• **Task**: Identify the lines that contain the word "drogowego", then copy them.

• **Extracted material**:
━━━━━━━━━━━━━━━━━━━━━━━━━━━━━━

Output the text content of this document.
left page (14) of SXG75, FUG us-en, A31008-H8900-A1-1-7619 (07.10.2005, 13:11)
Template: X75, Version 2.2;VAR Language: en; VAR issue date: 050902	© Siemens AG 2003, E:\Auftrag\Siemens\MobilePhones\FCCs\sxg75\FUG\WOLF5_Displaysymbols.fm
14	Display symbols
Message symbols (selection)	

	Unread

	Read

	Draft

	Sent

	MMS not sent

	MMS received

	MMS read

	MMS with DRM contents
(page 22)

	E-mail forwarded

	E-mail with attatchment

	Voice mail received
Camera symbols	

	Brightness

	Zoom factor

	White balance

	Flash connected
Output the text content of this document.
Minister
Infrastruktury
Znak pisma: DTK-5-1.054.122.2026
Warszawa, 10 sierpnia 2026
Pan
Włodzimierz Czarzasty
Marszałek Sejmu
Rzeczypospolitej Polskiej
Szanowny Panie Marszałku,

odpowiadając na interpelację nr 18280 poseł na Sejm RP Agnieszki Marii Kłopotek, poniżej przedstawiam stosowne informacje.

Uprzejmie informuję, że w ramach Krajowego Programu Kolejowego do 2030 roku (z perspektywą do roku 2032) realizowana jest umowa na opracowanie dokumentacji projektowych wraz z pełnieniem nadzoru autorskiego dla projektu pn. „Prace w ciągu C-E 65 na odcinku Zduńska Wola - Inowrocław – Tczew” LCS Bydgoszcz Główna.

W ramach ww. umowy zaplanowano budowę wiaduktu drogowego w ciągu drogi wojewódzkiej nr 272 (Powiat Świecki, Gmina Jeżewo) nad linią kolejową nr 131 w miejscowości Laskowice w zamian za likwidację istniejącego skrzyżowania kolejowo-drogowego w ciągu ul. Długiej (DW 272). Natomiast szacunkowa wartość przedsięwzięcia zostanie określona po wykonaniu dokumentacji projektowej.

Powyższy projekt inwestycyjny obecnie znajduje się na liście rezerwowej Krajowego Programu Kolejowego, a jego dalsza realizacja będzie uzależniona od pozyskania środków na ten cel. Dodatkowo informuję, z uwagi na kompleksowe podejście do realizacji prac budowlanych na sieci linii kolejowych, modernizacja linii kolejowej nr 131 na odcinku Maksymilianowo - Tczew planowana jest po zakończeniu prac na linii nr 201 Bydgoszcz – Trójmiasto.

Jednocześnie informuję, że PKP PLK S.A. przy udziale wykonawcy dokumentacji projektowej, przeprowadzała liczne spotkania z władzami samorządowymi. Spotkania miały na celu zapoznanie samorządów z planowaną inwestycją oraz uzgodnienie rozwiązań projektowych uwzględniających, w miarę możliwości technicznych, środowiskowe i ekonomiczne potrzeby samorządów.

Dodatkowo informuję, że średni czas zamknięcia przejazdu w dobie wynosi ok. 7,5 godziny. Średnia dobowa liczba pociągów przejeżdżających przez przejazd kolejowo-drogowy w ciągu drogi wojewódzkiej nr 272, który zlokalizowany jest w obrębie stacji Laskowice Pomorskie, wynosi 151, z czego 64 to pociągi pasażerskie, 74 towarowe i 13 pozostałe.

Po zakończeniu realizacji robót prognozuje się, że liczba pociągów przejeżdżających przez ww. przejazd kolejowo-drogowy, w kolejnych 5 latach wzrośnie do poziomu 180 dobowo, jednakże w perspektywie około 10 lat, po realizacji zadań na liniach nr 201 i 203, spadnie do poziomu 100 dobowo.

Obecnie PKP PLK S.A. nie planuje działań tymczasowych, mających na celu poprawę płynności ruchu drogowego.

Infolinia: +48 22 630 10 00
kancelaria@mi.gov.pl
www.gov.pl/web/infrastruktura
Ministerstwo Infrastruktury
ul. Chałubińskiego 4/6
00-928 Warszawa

━━━━━━━━━━━━━━━━━━━━━━━━━━━━━━

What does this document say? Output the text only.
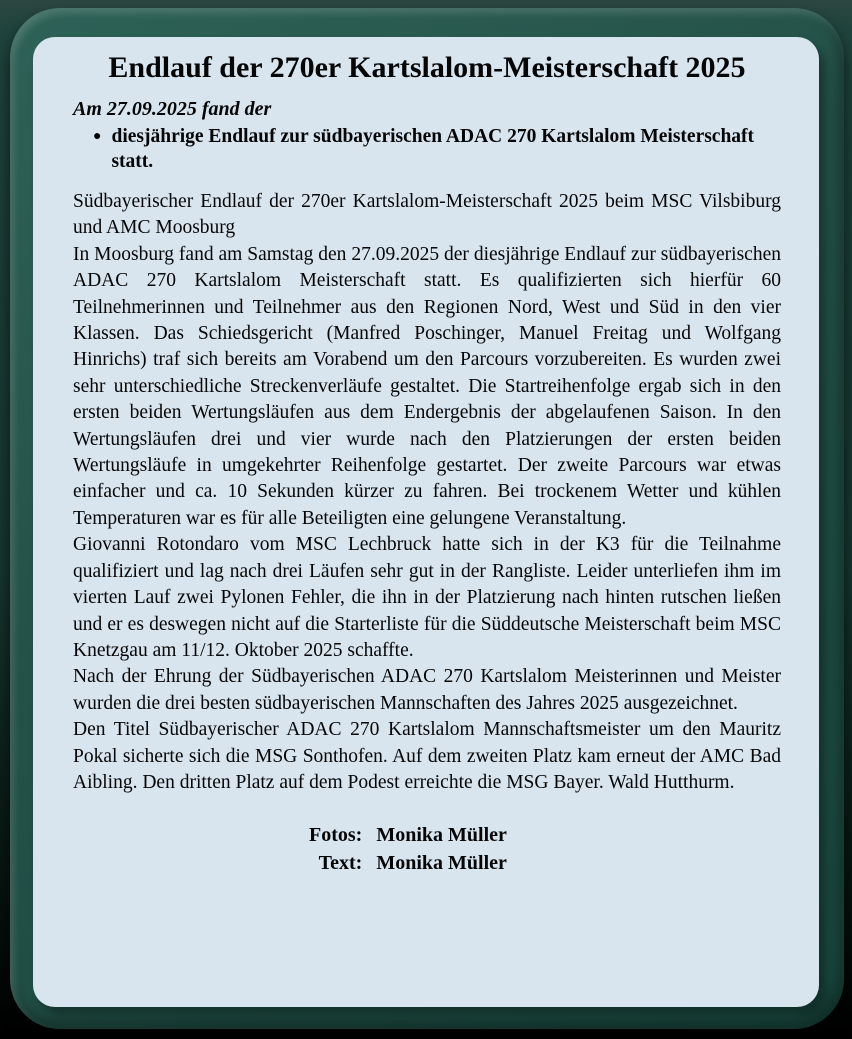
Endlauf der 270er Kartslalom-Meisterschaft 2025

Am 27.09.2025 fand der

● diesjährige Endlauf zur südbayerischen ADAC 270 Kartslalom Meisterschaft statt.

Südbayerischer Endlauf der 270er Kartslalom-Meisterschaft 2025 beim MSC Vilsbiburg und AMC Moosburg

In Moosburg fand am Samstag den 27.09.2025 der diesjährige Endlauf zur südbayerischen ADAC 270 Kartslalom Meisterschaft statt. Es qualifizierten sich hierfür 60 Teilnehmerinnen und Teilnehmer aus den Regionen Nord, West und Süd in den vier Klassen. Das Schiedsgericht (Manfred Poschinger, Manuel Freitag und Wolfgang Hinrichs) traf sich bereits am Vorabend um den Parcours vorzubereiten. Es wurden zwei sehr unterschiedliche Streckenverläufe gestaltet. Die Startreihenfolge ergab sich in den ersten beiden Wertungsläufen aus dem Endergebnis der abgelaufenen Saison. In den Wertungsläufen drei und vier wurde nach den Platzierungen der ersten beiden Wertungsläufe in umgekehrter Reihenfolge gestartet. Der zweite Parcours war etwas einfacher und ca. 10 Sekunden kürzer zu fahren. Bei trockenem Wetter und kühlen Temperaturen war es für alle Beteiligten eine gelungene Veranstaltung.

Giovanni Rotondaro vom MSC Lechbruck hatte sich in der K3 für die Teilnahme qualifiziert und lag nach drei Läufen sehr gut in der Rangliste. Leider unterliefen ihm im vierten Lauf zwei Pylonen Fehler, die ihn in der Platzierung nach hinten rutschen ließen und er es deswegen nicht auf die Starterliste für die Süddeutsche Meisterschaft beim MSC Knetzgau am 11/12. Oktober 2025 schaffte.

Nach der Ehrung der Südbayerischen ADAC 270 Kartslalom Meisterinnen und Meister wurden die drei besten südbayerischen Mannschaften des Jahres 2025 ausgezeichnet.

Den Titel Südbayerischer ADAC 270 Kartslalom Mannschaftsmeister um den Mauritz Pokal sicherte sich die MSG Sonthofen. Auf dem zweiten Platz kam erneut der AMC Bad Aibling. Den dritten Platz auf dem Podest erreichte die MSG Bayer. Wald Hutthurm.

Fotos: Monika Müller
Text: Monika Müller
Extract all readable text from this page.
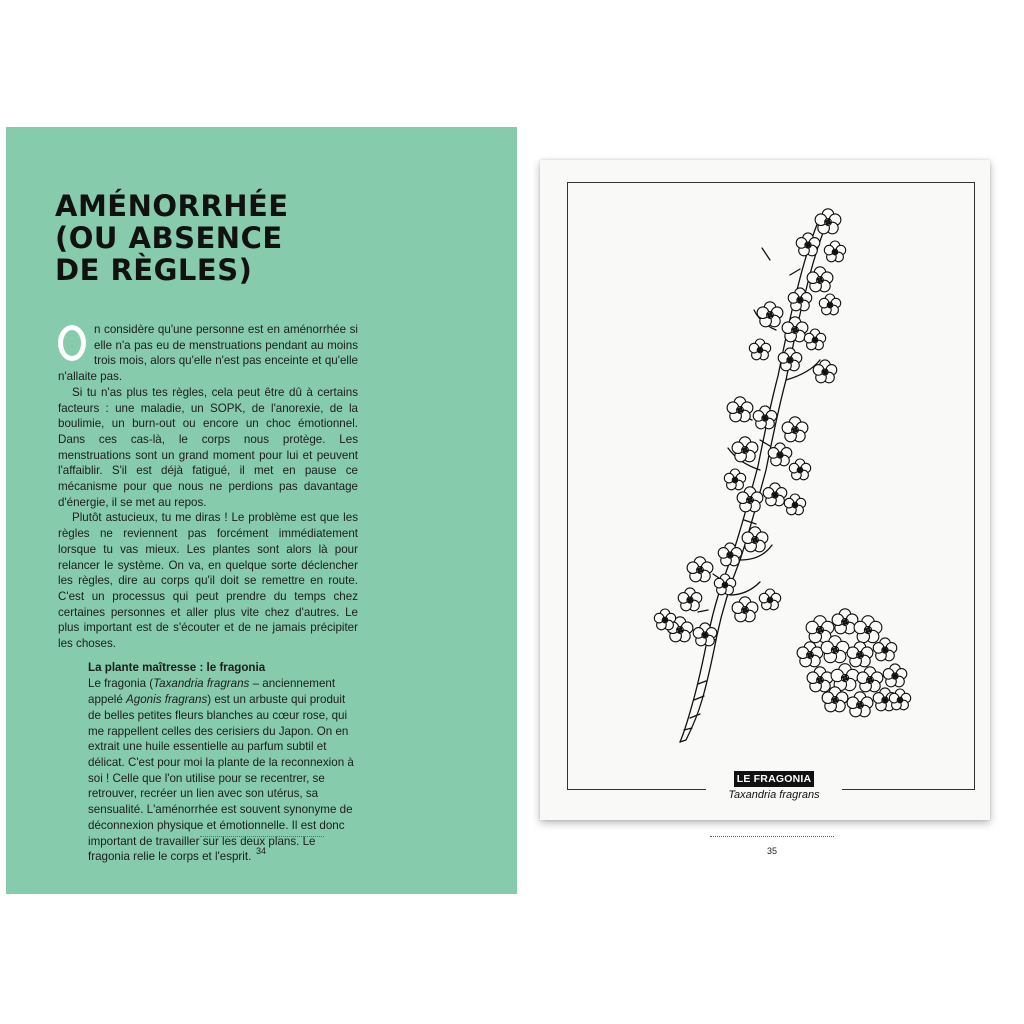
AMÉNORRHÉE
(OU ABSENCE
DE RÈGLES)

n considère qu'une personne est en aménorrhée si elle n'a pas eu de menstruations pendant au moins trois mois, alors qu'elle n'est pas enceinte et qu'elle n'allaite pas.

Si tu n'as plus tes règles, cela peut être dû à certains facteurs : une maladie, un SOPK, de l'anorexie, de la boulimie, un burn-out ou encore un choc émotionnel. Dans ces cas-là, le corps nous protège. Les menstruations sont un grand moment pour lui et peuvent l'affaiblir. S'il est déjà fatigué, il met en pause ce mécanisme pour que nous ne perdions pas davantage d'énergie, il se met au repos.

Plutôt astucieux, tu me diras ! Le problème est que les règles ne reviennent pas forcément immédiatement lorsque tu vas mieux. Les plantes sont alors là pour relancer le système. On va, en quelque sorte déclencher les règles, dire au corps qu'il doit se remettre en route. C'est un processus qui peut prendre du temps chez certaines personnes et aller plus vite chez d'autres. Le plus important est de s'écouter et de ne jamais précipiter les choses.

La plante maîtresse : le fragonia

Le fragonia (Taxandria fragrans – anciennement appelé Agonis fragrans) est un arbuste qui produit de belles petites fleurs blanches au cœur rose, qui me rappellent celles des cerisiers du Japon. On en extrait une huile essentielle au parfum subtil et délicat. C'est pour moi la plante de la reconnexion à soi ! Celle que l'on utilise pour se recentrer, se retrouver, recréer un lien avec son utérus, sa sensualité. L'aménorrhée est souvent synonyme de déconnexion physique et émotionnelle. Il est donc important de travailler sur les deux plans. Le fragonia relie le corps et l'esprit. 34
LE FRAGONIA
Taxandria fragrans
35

━━━━━━━━━━━━━━━━━━━━━━━━━━━━━━

• **Full answer**:
W ramach ww. umowy zaplanowano budowę wiaduktu drogowego w ciągu drogi wojewódzkiej nr 272 (Powiat Świecki, Gmina Jeżewo) nad linią kolejową nr 131 w miejscowości Laskowice w zamian za likwidację istniejącego skrzyżowania kolejowo-drogowego w ciągu ul. Długiej (DW 272). Natomiast szacunkowa wartość przedsięwzięcia zostanie określona po wykonaniu dokumentacji projektowej.
Obecnie PKP PLK S.A. nie planuje działań tymczasowych, mających na celu poprawę płynności ruchu drogowego.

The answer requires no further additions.